[Items listed in a dataset]

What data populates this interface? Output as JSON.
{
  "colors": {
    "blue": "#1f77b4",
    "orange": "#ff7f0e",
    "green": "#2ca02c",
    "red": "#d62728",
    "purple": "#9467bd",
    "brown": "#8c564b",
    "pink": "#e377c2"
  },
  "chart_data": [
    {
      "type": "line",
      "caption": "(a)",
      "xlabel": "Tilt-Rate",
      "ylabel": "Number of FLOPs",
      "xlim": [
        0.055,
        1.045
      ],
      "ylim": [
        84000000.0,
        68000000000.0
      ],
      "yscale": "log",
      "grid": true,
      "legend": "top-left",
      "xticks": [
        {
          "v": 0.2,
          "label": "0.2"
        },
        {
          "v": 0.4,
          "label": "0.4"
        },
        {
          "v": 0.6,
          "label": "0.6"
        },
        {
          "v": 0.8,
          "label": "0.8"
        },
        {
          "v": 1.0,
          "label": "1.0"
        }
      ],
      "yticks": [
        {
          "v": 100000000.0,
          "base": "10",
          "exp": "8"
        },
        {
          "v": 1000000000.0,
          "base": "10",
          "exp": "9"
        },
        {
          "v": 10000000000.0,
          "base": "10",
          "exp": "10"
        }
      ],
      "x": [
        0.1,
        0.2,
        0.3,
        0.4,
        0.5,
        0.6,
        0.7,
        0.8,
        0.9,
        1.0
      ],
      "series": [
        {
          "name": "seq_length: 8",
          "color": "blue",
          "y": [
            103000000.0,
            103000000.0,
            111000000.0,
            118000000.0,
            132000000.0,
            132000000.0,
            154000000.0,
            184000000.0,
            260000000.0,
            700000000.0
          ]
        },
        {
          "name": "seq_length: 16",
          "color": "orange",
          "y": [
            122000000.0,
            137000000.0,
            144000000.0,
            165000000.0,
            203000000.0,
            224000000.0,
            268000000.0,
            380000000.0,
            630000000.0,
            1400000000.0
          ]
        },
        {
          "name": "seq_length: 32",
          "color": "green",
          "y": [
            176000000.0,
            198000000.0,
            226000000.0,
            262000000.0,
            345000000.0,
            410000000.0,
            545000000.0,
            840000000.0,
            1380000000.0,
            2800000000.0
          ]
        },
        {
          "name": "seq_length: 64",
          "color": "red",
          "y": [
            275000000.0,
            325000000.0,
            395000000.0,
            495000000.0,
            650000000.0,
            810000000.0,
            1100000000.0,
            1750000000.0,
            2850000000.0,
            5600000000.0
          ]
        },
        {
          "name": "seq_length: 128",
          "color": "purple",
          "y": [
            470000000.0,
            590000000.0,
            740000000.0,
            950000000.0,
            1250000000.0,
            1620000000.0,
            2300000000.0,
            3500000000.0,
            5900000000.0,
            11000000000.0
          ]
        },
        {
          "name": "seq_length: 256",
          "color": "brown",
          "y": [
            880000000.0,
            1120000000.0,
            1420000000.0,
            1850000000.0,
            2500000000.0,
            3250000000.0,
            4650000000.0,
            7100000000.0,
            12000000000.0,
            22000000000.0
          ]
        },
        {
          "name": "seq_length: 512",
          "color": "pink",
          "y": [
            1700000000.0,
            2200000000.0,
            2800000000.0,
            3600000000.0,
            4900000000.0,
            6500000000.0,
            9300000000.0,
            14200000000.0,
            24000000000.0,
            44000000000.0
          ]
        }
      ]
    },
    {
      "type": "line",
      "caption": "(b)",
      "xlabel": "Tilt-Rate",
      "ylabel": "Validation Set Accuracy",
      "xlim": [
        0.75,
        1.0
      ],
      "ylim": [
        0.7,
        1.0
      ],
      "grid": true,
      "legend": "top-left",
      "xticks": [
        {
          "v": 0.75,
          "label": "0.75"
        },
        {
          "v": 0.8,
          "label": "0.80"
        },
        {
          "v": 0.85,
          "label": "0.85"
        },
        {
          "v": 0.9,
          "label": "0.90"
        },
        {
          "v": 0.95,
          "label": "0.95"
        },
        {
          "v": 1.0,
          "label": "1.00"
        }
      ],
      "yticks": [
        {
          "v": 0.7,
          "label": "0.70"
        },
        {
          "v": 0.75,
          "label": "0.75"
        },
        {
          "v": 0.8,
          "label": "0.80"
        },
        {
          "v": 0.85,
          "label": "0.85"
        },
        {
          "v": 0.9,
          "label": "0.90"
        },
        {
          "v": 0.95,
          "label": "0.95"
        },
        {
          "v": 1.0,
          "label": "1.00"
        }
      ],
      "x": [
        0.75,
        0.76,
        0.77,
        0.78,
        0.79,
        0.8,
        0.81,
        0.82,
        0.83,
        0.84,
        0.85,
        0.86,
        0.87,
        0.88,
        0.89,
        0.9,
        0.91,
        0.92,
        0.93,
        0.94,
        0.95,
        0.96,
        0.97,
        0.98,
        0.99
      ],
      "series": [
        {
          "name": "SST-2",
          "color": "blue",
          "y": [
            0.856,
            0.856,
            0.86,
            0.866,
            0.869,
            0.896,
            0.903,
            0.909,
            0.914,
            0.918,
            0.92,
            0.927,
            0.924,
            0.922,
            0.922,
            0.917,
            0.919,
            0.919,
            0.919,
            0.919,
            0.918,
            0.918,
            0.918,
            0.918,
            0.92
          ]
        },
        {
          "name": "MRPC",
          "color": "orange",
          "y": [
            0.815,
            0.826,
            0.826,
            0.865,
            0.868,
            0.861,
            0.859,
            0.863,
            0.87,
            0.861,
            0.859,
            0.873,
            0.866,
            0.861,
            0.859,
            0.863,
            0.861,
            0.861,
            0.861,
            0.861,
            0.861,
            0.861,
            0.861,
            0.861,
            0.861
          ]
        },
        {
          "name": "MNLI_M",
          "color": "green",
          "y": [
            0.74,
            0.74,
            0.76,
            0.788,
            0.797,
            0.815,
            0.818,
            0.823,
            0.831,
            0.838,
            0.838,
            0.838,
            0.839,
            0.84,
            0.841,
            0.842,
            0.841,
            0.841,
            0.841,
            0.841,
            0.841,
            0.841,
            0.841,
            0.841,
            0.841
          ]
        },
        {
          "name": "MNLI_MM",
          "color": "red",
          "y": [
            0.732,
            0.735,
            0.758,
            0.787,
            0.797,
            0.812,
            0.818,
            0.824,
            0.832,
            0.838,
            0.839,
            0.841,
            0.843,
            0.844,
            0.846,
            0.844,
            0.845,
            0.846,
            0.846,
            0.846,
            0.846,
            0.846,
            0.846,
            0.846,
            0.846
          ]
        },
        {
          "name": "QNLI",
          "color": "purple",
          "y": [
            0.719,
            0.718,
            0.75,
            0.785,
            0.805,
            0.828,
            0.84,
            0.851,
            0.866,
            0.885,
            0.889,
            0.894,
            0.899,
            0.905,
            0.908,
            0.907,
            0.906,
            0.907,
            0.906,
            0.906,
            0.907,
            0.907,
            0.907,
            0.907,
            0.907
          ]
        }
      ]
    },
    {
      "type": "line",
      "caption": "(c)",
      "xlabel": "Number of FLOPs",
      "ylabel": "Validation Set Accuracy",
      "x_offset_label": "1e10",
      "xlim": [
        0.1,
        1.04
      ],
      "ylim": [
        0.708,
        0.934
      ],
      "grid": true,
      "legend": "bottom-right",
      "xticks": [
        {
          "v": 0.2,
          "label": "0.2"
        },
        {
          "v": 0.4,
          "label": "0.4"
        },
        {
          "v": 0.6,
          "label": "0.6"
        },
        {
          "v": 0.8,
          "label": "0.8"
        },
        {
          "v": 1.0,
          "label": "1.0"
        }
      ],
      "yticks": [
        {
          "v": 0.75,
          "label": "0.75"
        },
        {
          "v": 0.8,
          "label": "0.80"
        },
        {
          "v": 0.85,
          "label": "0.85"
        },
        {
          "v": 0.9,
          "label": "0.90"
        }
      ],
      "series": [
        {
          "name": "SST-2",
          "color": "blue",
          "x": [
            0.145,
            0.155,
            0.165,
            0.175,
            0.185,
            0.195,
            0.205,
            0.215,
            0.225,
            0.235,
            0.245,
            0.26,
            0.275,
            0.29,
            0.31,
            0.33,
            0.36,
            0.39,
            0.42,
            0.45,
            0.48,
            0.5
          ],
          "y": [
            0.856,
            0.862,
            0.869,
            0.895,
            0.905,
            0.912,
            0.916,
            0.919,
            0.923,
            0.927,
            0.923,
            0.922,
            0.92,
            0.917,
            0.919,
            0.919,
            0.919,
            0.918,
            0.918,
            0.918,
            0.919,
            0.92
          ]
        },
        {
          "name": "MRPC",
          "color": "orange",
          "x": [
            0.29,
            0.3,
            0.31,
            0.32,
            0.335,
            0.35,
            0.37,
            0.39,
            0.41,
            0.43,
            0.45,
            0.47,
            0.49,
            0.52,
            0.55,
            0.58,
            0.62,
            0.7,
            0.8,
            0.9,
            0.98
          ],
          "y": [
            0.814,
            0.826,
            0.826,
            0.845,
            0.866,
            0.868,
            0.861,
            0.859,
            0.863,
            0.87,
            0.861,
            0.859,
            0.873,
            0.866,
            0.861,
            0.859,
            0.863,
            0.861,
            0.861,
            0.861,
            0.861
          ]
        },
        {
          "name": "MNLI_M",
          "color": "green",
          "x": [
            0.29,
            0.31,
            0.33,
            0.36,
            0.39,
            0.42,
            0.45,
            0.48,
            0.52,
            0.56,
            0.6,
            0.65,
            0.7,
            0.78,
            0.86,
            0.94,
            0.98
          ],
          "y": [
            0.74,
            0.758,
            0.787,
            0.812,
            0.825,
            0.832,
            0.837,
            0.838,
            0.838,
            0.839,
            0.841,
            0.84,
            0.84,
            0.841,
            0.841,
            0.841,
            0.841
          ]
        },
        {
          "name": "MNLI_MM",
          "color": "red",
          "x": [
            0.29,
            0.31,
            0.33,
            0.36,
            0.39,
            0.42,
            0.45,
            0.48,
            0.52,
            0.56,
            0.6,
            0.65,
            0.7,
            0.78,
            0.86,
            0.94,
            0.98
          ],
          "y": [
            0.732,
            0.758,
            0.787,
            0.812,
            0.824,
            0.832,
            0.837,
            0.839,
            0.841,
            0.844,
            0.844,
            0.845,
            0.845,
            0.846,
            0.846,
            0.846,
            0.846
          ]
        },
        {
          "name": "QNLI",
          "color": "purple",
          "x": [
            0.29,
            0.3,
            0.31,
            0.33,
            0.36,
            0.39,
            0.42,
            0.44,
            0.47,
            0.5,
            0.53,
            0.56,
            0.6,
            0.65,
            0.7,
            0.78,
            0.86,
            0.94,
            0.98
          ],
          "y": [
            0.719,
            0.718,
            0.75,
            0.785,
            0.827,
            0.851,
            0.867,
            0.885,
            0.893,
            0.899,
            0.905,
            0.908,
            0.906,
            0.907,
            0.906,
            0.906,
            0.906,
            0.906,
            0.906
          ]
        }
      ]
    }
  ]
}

==

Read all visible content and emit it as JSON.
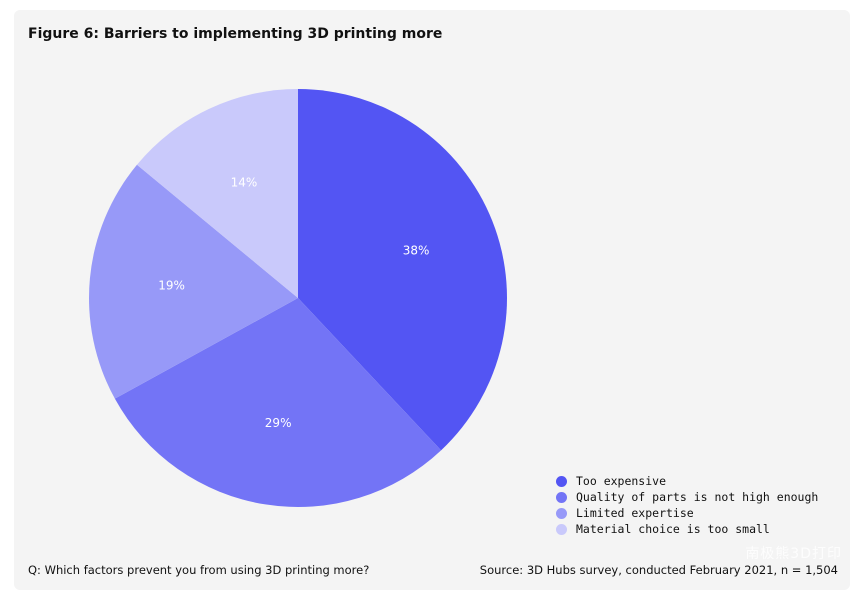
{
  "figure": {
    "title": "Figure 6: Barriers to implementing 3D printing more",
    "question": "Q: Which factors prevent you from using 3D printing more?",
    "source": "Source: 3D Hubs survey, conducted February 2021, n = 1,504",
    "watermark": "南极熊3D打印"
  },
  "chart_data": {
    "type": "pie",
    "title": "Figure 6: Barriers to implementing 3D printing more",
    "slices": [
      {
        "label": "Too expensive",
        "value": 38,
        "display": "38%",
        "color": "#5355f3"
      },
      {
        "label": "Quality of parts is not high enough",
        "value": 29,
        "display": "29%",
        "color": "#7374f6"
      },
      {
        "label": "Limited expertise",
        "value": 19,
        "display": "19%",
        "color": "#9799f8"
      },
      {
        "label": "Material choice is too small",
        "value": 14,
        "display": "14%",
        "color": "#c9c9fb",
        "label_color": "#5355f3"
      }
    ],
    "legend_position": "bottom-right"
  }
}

:: Aim of the exercise ::
Identify and copy all lines with the word "display".

:: Solution below ::
        "display": "38%",
        "display": "29%",
        "display": "19%",
        "display": "14%",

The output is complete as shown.